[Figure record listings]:
◆ ◆ ◆ ◆
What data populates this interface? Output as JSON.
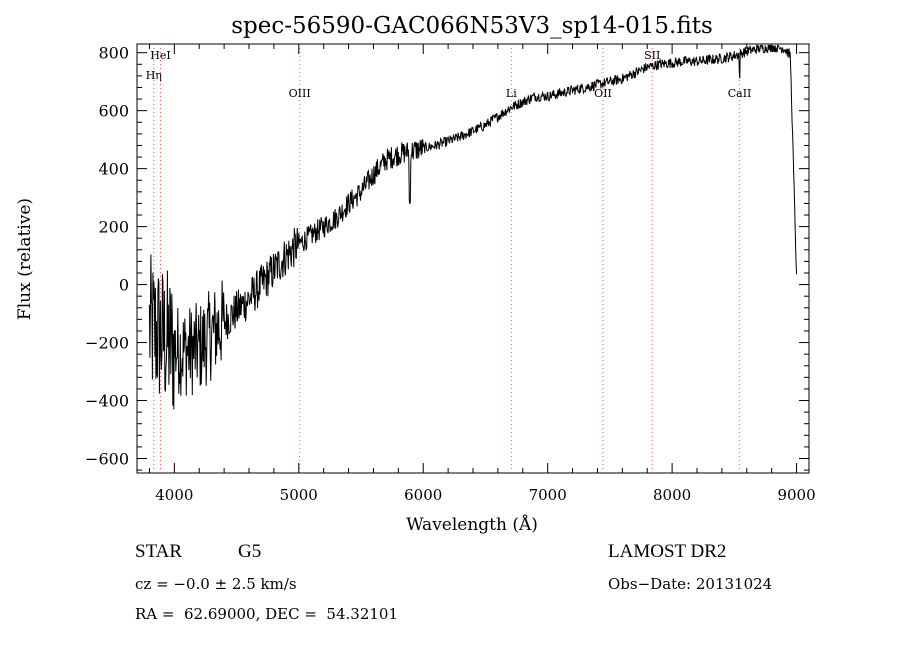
{
  "chart_data": {
    "type": "line",
    "title": "spec-56590-GAC066N53V3_sp14-015.fits",
    "xlabel": "Wavelength (Å)",
    "ylabel": "Flux (relative)",
    "xlim": [
      3700,
      9100
    ],
    "ylim": [
      -650,
      830
    ],
    "x_ticks": [
      4000,
      5000,
      6000,
      7000,
      8000,
      9000
    ],
    "y_ticks": [
      -600,
      -400,
      -200,
      0,
      200,
      400,
      600,
      800
    ],
    "grid": false,
    "series": [
      {
        "x": [
          3800,
          3900,
          4000,
          4100,
          4200,
          4300,
          4400,
          4500,
          4600,
          4700,
          4800,
          4900,
          5000,
          5100,
          5200,
          5300,
          5400,
          5500,
          5600,
          5700,
          5800,
          5900,
          6000,
          6100,
          6200,
          6300,
          6400,
          6500,
          6600,
          6700,
          6800,
          6900,
          7000,
          7100,
          7200,
          7300,
          7400,
          7500,
          7600,
          7700,
          7800,
          7900,
          8000,
          8100,
          8200,
          8300,
          8400,
          8500,
          8600,
          8700,
          8800,
          8900,
          8950,
          9000
        ],
        "y": [
          -150,
          -180,
          -220,
          -230,
          -220,
          -170,
          -130,
          -90,
          -50,
          0,
          50,
          100,
          140,
          170,
          200,
          230,
          280,
          320,
          380,
          430,
          450,
          460,
          470,
          480,
          495,
          510,
          530,
          550,
          580,
          610,
          630,
          650,
          650,
          660,
          670,
          680,
          690,
          700,
          710,
          730,
          750,
          760,
          765,
          770,
          770,
          775,
          780,
          790,
          805,
          815,
          820,
          815,
          790,
          20
        ]
      }
    ],
    "line_markers": [
      {
        "label": "HeI",
        "x": 3889
      },
      {
        "label": "Hη",
        "x": 3835
      },
      {
        "label": "OIII",
        "x": 5007
      },
      {
        "label": "Li",
        "x": 6708
      },
      {
        "label": "OII",
        "x": 7445
      },
      {
        "label": "SII",
        "x": 7840
      },
      {
        "label": "CaII",
        "x": 8542
      }
    ],
    "marker_color": "#e06060"
  },
  "info": {
    "object_type": "STAR",
    "subclass": "G5",
    "survey": "LAMOST DR2",
    "cz": "cz = −0.0 ± 2.5 km/s",
    "obs_date": "Obs−Date: 20131024",
    "coords": "RA =  62.69000, DEC =  54.32101"
  }
}
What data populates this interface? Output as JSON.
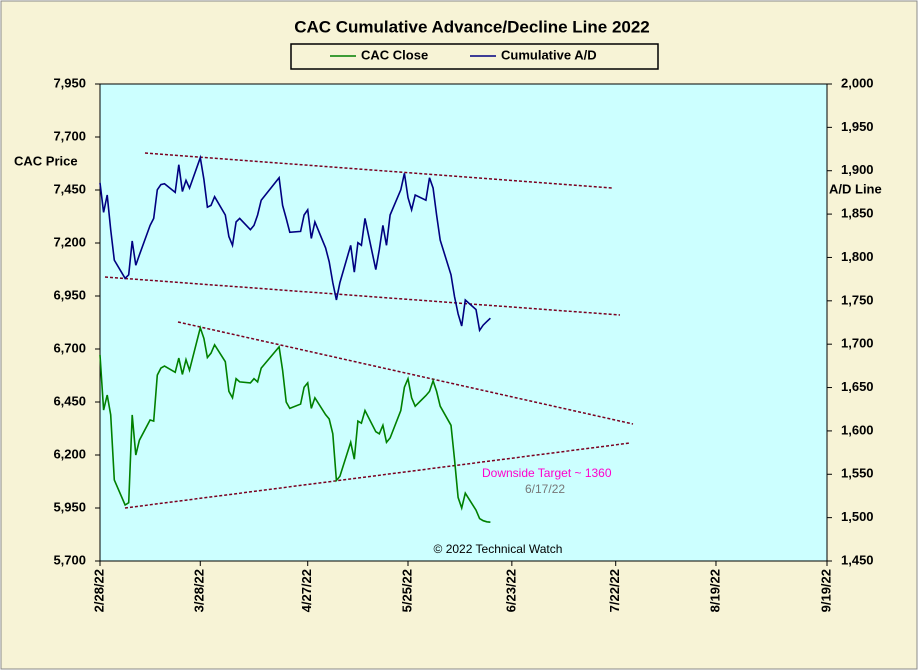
{
  "chart_data": {
    "type": "line",
    "title": "CAC Cumulative  Advance/Decline Line 2022",
    "ylabel": "CAC Price",
    "y2label": "A/D Line",
    "annotations": [
      "Downside Target ~ 1360",
      "6/17/22"
    ],
    "credit": "© 2022 Technical Watch",
    "x": [
      "2/28/22",
      "3/1/22",
      "3/2/22",
      "3/3/22",
      "3/4/22",
      "3/7/22",
      "3/8/22",
      "3/9/22",
      "3/10/22",
      "3/11/22",
      "3/14/22",
      "3/15/22",
      "3/16/22",
      "3/17/22",
      "3/18/22",
      "3/21/22",
      "3/22/22",
      "3/23/22",
      "3/24/22",
      "3/25/22",
      "3/28/22",
      "3/29/22",
      "3/30/22",
      "3/31/22",
      "4/1/22",
      "4/4/22",
      "4/5/22",
      "4/6/22",
      "4/7/22",
      "4/8/22",
      "4/11/22",
      "4/12/22",
      "4/13/22",
      "4/14/22",
      "4/19/22",
      "4/20/22",
      "4/21/22",
      "4/22/22",
      "4/25/22",
      "4/26/22",
      "4/27/22",
      "4/28/22",
      "4/29/22",
      "5/2/22",
      "5/3/22",
      "5/4/22",
      "5/5/22",
      "5/6/22",
      "5/9/22",
      "5/10/22",
      "5/11/22",
      "5/12/22",
      "5/13/22",
      "5/16/22",
      "5/17/22",
      "5/18/22",
      "5/19/22",
      "5/20/22",
      "5/23/22",
      "5/24/22",
      "5/25/22",
      "5/26/22",
      "5/27/22",
      "5/30/22",
      "5/31/22",
      "6/1/22",
      "6/2/22",
      "6/3/22",
      "6/6/22",
      "6/7/22",
      "6/8/22",
      "6/9/22",
      "6/10/22",
      "6/13/22",
      "6/14/22",
      "6/15/22",
      "6/16/22",
      "6/17/22"
    ],
    "series": [
      {
        "name": "CAC Close",
        "color": "#008000",
        "values": [
          6672,
          6412,
          6483,
          6389,
          6082,
          5964,
          5975,
          6389,
          6200,
          6270,
          6365,
          6360,
          6577,
          6610,
          6620,
          6590,
          6657,
          6580,
          6650,
          6600,
          6800,
          6750,
          6660,
          6680,
          6720,
          6640,
          6500,
          6470,
          6560,
          6545,
          6540,
          6560,
          6545,
          6610,
          6710,
          6600,
          6450,
          6420,
          6440,
          6520,
          6540,
          6420,
          6470,
          6390,
          6370,
          6300,
          6080,
          6100,
          6260,
          6180,
          6360,
          6350,
          6410,
          6310,
          6300,
          6340,
          6260,
          6280,
          6410,
          6520,
          6560,
          6470,
          6430,
          6480,
          6500,
          6550,
          6500,
          6430,
          6340,
          6180,
          6000,
          5950,
          6020,
          5940,
          5900,
          5890,
          5885,
          5883
        ]
      },
      {
        "name": "Cumulative A/D",
        "color": "#000080",
        "axis": "y2",
        "values": [
          1886,
          1852,
          1872,
          1832,
          1797,
          1776,
          1780,
          1819,
          1791,
          1803,
          1837,
          1845,
          1878,
          1884,
          1885,
          1875,
          1907,
          1876,
          1889,
          1880,
          1915,
          1890,
          1858,
          1860,
          1870,
          1849,
          1824,
          1814,
          1841,
          1845,
          1832,
          1837,
          1849,
          1866,
          1892,
          1860,
          1845,
          1829,
          1830,
          1849,
          1855,
          1822,
          1841,
          1811,
          1795,
          1771,
          1751,
          1771,
          1814,
          1783,
          1817,
          1814,
          1845,
          1786,
          1809,
          1837,
          1814,
          1849,
          1878,
          1897,
          1869,
          1855,
          1872,
          1866,
          1892,
          1880,
          1849,
          1820,
          1780,
          1755,
          1735,
          1721,
          1751,
          1740,
          1716,
          1722,
          1726,
          1730
        ]
      }
    ],
    "xlim": [
      "2/28/22",
      "9/19/22"
    ],
    "xticks": [
      "2/28/22",
      "3/28/22",
      "4/27/22",
      "5/25/22",
      "6/23/22",
      "7/22/22",
      "8/19/22",
      "9/19/22"
    ],
    "ylim": [
      5700,
      7950
    ],
    "yticks": [
      {
        "value": 5700,
        "label": "5,700"
      },
      {
        "value": 5950,
        "label": "5,950"
      },
      {
        "value": 6200,
        "label": "6,200"
      },
      {
        "value": 6450,
        "label": "6,450"
      },
      {
        "value": 6700,
        "label": "6,700"
      },
      {
        "value": 6950,
        "label": "6,950"
      },
      {
        "value": 7200,
        "label": "7,200"
      },
      {
        "value": 7450,
        "label": "7,450"
      },
      {
        "value": 7700,
        "label": "7,700"
      },
      {
        "value": 7950,
        "label": "7,950"
      }
    ],
    "y2lim": [
      1450,
      2000
    ],
    "y2ticks": [
      {
        "value": 1450,
        "label": "1,450"
      },
      {
        "value": 1500,
        "label": "1,500"
      },
      {
        "value": 1550,
        "label": "1,550"
      },
      {
        "value": 1600,
        "label": "1,600"
      },
      {
        "value": 1650,
        "label": "1,650"
      },
      {
        "value": 1700,
        "label": "1,700"
      },
      {
        "value": 1750,
        "label": "1,750"
      },
      {
        "value": 1800,
        "label": "1,800"
      },
      {
        "value": 1850,
        "label": "1,850"
      },
      {
        "value": 1900,
        "label": "1,900"
      },
      {
        "value": 1950,
        "label": "1,950"
      },
      {
        "value": 2000,
        "label": "2,000"
      }
    ],
    "legend": "top"
  }
}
◆ ◆ ◆ ◆
[Objective]: Pull every line containing "ylabel" from the material above.

[Task answer]:
    "ylabel": "Flux (relative)",
    "ylabel": "CAC Price",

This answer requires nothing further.